Problem: Check each line of the records for "label"; collect those that have it.

Material for the task:
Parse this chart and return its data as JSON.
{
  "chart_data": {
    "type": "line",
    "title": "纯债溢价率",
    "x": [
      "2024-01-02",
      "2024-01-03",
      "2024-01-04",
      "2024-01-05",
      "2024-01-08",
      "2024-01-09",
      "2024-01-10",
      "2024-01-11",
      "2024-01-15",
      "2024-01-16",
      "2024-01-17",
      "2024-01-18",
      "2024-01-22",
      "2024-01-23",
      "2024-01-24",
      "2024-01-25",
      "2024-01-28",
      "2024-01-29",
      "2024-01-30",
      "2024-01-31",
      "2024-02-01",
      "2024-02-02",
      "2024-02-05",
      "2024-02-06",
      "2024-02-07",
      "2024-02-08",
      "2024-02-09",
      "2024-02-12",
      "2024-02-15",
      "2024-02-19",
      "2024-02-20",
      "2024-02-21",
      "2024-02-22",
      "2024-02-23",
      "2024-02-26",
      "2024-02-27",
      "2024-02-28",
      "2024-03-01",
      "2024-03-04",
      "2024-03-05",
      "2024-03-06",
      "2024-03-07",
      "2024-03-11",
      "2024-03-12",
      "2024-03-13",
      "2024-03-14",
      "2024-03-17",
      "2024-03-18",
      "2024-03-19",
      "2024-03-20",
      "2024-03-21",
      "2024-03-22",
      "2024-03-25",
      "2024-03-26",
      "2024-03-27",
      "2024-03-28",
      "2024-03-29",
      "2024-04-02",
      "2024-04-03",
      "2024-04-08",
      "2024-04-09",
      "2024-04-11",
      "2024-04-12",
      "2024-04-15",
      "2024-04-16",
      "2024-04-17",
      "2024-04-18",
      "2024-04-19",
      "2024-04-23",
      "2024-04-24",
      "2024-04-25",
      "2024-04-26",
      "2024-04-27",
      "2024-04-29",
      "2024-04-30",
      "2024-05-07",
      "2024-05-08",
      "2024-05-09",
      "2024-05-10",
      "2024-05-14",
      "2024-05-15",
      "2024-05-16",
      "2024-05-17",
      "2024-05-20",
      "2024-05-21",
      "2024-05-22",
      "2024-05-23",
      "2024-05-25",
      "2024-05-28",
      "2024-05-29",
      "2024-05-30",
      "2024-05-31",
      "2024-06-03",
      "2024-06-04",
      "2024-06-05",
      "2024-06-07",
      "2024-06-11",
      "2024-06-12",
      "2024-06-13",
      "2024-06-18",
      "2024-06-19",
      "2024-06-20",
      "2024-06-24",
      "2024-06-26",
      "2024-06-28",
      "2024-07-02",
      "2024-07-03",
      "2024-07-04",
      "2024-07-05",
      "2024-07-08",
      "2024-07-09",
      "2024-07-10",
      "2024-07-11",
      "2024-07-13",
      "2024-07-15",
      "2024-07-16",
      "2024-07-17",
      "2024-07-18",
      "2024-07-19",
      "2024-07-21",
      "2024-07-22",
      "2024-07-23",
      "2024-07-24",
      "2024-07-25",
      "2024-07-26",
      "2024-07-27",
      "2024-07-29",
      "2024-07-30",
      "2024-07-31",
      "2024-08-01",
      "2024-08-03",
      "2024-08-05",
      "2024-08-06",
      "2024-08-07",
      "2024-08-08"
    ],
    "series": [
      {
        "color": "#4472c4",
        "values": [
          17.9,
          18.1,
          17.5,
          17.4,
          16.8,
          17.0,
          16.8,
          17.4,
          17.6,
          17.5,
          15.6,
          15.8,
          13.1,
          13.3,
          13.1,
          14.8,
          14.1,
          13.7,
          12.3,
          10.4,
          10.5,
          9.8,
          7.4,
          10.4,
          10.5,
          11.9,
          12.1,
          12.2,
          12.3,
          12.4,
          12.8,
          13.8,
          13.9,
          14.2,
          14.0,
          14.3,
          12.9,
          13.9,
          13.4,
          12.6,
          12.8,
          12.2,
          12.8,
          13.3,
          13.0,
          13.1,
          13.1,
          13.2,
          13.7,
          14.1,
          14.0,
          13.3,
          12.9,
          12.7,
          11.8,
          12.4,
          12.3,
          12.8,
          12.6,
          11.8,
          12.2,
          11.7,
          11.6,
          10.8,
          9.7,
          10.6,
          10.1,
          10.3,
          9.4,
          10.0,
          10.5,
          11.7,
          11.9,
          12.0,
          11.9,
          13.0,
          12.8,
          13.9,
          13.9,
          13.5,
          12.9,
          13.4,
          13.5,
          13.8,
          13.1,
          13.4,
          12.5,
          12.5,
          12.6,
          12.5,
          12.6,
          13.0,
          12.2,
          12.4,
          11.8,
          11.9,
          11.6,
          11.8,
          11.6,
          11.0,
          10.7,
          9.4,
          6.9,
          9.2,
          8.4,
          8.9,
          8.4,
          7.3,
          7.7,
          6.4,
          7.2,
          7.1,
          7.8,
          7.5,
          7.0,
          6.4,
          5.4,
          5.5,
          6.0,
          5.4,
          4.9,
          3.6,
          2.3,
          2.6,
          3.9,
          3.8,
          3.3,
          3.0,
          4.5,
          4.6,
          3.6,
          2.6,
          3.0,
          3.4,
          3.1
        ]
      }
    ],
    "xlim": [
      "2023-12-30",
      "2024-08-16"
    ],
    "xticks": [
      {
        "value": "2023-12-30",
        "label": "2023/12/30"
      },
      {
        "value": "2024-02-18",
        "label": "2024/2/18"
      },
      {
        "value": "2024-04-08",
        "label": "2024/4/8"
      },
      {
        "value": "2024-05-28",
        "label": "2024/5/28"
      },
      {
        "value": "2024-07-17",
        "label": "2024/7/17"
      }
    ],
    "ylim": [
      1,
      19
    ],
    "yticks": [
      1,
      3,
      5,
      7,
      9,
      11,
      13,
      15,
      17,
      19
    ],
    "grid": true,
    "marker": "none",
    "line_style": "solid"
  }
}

The output:
        "label": "2023/12/30"
        "label": "2024/2/18"
        "label": "2024/4/8"
        "label": "2024/5/28"
        "label": "2024/7/17"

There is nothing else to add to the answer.